====== Task input

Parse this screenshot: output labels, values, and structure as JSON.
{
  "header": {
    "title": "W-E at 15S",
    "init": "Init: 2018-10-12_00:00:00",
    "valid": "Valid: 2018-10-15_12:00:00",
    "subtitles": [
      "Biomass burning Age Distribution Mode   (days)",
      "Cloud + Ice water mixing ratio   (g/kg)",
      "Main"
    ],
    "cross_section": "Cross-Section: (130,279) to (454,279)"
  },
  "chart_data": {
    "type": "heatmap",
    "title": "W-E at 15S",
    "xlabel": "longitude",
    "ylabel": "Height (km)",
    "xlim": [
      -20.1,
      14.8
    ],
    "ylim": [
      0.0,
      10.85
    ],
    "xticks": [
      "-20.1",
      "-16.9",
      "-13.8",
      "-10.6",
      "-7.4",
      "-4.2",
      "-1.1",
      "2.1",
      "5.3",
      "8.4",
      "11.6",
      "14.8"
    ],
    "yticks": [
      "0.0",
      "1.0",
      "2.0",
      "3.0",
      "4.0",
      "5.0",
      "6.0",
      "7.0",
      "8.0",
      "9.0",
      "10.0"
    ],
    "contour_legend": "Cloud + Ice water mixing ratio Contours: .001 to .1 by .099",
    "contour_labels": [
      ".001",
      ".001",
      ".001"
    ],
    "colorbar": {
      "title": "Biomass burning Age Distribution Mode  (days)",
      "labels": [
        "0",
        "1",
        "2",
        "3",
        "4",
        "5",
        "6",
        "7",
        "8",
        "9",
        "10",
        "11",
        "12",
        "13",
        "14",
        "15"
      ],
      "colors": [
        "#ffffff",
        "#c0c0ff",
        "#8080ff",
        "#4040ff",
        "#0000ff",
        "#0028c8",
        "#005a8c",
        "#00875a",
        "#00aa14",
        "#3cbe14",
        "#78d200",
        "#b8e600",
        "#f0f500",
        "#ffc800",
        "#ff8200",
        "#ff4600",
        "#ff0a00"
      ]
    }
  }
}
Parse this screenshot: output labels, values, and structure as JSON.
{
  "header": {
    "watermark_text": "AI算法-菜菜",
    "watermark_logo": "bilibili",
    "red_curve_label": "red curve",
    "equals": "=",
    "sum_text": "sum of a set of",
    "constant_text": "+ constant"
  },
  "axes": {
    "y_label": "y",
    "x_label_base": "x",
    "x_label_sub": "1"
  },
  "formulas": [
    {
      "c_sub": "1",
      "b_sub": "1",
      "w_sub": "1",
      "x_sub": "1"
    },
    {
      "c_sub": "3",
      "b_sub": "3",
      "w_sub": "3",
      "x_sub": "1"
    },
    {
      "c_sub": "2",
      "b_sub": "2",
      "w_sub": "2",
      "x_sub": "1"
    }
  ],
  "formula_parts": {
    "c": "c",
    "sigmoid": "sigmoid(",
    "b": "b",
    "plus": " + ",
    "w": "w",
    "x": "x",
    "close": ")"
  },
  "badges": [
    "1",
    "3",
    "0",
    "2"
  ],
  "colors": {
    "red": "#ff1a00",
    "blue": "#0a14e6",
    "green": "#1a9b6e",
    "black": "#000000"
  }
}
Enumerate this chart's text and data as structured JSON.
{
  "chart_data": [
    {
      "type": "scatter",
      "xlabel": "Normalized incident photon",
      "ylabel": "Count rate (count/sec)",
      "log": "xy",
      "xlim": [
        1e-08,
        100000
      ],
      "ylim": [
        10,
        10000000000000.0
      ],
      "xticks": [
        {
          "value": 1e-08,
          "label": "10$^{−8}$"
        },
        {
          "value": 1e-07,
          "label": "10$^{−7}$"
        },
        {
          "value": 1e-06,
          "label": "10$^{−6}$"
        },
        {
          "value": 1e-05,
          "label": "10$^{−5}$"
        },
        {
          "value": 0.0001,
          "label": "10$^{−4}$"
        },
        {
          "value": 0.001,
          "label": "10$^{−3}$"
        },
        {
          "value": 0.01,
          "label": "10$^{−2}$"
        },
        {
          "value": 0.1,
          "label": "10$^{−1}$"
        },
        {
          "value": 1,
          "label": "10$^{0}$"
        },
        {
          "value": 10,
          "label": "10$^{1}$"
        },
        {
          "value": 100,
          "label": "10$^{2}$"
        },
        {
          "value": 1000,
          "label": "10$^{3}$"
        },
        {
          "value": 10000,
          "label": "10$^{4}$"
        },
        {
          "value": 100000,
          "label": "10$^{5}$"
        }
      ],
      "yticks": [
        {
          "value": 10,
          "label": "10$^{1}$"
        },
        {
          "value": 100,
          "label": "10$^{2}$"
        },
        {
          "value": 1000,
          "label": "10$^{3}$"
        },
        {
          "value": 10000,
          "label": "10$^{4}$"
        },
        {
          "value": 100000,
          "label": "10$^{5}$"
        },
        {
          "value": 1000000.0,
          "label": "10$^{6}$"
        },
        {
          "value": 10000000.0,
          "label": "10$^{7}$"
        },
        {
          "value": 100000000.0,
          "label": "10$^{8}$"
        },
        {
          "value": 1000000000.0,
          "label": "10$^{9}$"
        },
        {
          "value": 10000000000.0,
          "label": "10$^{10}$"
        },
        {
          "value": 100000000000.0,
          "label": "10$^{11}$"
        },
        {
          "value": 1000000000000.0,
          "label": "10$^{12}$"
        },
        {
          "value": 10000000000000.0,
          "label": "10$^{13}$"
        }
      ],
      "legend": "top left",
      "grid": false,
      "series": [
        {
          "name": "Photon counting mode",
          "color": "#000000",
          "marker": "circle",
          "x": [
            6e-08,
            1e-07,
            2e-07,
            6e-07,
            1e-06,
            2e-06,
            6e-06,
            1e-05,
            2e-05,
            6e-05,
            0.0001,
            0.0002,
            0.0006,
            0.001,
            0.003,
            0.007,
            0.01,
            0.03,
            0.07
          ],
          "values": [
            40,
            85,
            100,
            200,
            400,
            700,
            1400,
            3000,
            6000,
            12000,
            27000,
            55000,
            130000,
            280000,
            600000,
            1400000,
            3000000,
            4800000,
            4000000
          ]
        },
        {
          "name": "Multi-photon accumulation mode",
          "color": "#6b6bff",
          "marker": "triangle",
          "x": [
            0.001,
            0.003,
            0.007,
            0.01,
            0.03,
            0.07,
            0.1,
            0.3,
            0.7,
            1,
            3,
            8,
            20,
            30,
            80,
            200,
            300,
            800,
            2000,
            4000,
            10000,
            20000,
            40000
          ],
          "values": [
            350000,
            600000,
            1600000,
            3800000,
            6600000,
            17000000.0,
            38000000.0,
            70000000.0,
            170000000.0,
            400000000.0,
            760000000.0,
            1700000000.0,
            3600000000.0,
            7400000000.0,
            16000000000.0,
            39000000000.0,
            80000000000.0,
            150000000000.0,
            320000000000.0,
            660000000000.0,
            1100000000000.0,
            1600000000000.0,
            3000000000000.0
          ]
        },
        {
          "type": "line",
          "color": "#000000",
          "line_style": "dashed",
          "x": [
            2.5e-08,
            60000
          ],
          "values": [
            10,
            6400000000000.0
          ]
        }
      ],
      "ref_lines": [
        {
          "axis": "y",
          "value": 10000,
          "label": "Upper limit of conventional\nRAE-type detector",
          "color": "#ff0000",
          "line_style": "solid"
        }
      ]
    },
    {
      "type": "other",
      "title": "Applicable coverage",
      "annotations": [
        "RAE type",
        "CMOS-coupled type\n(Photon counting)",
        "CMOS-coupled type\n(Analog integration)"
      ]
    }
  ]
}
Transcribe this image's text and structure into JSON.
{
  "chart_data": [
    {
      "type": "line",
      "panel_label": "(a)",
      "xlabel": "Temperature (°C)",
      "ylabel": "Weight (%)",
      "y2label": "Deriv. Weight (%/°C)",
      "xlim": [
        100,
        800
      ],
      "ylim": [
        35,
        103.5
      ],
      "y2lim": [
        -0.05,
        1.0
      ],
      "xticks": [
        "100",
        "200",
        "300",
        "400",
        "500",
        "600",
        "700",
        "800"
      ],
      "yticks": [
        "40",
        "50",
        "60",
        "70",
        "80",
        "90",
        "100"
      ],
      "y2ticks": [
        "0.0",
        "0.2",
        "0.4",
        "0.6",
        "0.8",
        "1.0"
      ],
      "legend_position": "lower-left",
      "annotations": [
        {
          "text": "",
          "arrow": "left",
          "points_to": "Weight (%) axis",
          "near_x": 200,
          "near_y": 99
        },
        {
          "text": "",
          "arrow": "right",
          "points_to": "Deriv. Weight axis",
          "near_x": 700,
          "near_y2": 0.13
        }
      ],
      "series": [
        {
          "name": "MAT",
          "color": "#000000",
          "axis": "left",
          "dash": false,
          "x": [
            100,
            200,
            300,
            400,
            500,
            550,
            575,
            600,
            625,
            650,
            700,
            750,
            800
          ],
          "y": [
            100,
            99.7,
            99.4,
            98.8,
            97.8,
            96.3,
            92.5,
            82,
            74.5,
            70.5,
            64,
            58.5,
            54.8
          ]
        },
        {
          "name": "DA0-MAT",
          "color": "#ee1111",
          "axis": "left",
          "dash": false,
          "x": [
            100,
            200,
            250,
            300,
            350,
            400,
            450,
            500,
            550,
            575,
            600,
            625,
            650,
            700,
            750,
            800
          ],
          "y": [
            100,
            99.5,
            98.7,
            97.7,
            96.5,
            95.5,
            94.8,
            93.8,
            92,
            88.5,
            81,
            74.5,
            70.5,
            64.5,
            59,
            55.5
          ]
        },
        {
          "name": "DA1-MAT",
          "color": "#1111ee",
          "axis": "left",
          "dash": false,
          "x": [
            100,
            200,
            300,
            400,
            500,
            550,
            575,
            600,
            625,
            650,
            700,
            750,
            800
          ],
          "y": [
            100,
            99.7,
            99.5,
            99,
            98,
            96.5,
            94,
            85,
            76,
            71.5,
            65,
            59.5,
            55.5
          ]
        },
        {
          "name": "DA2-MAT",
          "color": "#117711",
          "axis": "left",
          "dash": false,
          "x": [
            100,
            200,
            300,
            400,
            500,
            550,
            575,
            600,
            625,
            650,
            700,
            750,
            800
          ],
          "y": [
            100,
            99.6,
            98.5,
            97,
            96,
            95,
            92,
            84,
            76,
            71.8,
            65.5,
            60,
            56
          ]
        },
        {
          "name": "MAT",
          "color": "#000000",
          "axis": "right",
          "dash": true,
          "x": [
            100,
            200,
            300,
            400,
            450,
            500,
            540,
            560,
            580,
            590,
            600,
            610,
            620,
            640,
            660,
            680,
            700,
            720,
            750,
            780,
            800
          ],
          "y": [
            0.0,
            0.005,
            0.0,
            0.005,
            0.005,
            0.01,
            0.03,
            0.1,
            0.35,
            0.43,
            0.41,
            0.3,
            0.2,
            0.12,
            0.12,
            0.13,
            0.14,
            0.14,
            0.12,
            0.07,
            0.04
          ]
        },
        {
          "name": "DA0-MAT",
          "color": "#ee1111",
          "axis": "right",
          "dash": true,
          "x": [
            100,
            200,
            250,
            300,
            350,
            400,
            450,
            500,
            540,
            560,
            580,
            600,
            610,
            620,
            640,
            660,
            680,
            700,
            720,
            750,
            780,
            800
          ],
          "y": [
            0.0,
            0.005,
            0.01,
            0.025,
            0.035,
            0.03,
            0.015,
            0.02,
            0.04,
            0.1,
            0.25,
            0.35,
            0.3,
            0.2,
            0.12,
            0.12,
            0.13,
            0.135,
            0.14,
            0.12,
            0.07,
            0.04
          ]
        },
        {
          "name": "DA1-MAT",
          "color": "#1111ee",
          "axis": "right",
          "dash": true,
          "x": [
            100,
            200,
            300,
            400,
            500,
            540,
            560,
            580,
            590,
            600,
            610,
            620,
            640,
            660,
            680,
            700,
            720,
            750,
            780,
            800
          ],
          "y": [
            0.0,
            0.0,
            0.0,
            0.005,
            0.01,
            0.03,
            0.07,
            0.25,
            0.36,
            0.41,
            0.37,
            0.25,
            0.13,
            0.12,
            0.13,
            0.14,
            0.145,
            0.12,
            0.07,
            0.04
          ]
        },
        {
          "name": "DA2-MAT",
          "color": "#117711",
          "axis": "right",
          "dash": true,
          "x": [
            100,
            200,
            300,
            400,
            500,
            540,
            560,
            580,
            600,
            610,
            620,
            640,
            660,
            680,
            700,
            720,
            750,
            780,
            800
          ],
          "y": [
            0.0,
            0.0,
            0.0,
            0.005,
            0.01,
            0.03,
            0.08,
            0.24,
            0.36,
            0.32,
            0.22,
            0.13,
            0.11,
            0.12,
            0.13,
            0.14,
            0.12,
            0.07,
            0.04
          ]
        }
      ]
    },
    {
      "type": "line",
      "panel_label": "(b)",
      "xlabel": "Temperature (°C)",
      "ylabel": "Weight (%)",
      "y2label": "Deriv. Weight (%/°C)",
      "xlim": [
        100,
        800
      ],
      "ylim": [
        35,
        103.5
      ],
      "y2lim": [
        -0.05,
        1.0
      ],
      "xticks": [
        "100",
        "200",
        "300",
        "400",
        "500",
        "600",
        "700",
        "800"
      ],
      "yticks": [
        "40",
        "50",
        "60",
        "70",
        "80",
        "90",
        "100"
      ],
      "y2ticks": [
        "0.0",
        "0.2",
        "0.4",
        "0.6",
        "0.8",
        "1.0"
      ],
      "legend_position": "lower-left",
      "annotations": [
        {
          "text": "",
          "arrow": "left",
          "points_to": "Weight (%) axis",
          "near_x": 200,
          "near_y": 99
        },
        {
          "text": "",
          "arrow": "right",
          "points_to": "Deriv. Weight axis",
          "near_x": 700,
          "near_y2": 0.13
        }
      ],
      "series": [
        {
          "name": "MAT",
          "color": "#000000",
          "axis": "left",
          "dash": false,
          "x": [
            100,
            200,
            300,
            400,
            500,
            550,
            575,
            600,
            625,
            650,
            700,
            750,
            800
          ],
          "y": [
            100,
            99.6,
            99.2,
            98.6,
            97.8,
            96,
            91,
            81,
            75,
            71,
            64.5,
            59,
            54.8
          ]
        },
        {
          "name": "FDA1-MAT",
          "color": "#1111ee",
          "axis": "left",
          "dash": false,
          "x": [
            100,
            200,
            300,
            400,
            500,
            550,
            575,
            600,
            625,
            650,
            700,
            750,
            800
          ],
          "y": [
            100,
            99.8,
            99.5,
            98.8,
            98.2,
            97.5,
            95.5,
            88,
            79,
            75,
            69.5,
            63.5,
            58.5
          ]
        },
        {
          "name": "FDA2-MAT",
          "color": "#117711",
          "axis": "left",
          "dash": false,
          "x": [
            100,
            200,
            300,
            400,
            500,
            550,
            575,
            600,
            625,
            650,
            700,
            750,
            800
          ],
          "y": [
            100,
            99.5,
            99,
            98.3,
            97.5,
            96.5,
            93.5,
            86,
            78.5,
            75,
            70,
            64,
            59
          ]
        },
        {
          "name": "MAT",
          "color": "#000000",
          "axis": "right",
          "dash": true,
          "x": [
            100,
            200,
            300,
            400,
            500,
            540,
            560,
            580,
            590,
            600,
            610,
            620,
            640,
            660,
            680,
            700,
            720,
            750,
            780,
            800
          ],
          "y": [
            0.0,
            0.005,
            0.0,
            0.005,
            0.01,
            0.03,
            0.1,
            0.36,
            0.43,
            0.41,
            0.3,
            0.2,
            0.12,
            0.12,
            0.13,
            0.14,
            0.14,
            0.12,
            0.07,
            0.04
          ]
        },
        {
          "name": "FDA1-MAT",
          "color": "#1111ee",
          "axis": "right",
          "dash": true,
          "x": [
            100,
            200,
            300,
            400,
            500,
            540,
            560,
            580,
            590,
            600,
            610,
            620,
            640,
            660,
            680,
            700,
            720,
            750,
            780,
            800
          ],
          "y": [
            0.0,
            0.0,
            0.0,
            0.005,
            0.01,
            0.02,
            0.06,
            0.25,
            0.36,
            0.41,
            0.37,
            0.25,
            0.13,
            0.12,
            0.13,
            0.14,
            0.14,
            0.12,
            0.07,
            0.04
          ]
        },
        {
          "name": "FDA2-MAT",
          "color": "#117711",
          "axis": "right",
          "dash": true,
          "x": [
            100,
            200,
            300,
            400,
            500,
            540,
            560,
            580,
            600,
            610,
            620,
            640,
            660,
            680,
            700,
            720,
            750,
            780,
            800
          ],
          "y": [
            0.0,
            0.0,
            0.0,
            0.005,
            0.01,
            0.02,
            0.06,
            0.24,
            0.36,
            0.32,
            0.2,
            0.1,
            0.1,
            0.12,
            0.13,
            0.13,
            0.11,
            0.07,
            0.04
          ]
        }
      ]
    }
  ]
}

============

A line counts if it holds the word "Cloud". Work out how many lines in the listing count, and give only that number.

# Task solution
2